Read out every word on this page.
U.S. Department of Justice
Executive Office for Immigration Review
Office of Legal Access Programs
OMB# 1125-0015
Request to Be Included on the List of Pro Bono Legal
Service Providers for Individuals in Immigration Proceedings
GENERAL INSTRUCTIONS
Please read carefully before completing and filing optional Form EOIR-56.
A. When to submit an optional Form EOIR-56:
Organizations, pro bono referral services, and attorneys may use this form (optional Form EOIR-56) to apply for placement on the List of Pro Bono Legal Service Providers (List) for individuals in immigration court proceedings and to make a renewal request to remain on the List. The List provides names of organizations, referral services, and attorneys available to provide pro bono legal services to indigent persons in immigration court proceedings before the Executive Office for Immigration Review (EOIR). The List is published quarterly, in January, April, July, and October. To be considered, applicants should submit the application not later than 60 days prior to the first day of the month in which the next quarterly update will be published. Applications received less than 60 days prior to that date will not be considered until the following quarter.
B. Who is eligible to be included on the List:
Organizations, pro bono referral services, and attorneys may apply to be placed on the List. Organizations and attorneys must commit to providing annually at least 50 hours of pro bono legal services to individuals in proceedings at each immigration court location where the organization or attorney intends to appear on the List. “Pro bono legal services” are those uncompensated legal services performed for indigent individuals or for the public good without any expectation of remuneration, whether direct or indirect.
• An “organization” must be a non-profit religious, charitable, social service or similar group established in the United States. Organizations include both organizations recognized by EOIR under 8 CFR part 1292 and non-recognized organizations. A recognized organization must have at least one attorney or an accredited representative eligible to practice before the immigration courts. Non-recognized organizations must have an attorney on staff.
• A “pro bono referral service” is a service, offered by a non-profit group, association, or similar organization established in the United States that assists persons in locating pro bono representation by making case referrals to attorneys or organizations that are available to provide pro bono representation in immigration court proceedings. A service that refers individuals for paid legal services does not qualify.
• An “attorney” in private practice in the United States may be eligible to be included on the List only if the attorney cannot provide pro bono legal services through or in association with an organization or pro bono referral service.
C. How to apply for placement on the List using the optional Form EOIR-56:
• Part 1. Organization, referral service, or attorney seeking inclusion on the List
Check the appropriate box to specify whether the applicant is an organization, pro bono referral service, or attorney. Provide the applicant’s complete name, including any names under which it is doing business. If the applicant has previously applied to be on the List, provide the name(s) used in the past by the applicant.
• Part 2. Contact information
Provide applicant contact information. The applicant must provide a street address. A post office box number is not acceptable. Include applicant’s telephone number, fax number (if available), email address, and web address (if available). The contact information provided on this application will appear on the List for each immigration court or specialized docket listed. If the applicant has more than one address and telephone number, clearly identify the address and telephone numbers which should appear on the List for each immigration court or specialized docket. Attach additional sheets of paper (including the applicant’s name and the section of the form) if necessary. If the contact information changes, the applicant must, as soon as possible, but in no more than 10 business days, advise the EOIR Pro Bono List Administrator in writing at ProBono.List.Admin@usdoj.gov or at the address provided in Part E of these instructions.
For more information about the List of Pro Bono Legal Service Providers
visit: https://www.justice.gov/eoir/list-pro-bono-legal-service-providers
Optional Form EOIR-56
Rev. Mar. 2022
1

::::::::

**Work to complete**
Every line of the material must be returned exactly as it appears.

**Task result**
Read out every word on this page.
U.S. Department of Justice
Executive Office for Immigration Review
Office of Legal Access Programs
OMB# 1125-0015
Request to Be Included on the List of Pro Bono Legal
Service Providers for Individuals in Immigration Proceedings
GENERAL INSTRUCTIONS
Please read carefully before completing and filing optional Form EOIR-56.
A. When to submit an optional Form EOIR-56:
Organizations, pro bono referral services, and attorneys may use this form (optional Form EOIR-56) to apply for placement on the List of Pro Bono Legal Service Providers (List) for individuals in immigration court proceedings and to make a renewal request to remain on the List. The List provides names of organizations, referral services, and attorneys available to provide pro bono legal services to indigent persons in immigration court proceedings before the Executive Office for Immigration Review (EOIR). The List is published quarterly, in January, April, July, and October. To be considered, applicants should submit the application not later than 60 days prior to the first day of the month in which the next quarterly update will be published. Applications received less than 60 days prior to that date will not be considered until the following quarter.
B. Who is eligible to be included on the List:
Organizations, pro bono referral services, and attorneys may apply to be placed on the List. Organizations and attorneys must commit to providing annually at least 50 hours of pro bono legal services to individuals in proceedings at each immigration court location where the organization or attorney intends to appear on the List. “Pro bono legal services” are those uncompensated legal services performed for indigent individuals or for the public good without any expectation of remuneration, whether direct or indirect.
• An “organization” must be a non-profit religious, charitable, social service or similar group established in the United States. Organizations include both organizations recognized by EOIR under 8 CFR part 1292 and non-recognized organizations. A recognized organization must have at least one attorney or an accredited representative eligible to practice before the immigration courts. Non-recognized organizations must have an attorney on staff.
• A “pro bono referral service” is a service, offered by a non-profit group, association, or similar organization established in the United States that assists persons in locating pro bono representation by making case referrals to attorneys or organizations that are available to provide pro bono representation in immigration court proceedings. A service that refers individuals for paid legal services does not qualify.
• An “attorney” in private practice in the United States may be eligible to be included on the List only if the attorney cannot provide pro bono legal services through or in association with an organization or pro bono referral service.
C. How to apply for placement on the List using the optional Form EOIR-56:
• Part 1. Organization, referral service, or attorney seeking inclusion on the List
Check the appropriate box to specify whether the applicant is an organization, pro bono referral service, or attorney. Provide the applicant’s complete name, including any names under which it is doing business. If the applicant has previously applied to be on the List, provide the name(s) used in the past by the applicant.
• Part 2. Contact information
Provide applicant contact information. The applicant must provide a street address. A post office box number is not acceptable. Include applicant’s telephone number, fax number (if available), email address, and web address (if available). The contact information provided on this application will appear on the List for each immigration court or specialized docket listed. If the applicant has more than one address and telephone number, clearly identify the address and telephone numbers which should appear on the List for each immigration court or specialized docket. Attach additional sheets of paper (including the applicant’s name and the section of the form) if necessary. If the contact information changes, the applicant must, as soon as possible, but in no more than 10 business days, advise the EOIR Pro Bono List Administrator in writing at ProBono.List.Admin@usdoj.gov or at the address provided in Part E of these instructions.
For more information about the List of Pro Bono Legal Service Providers
visit: https://www.justice.gov/eoir/list-pro-bono-legal-service-providers
Optional Form EOIR-56
Rev. Mar. 2022
1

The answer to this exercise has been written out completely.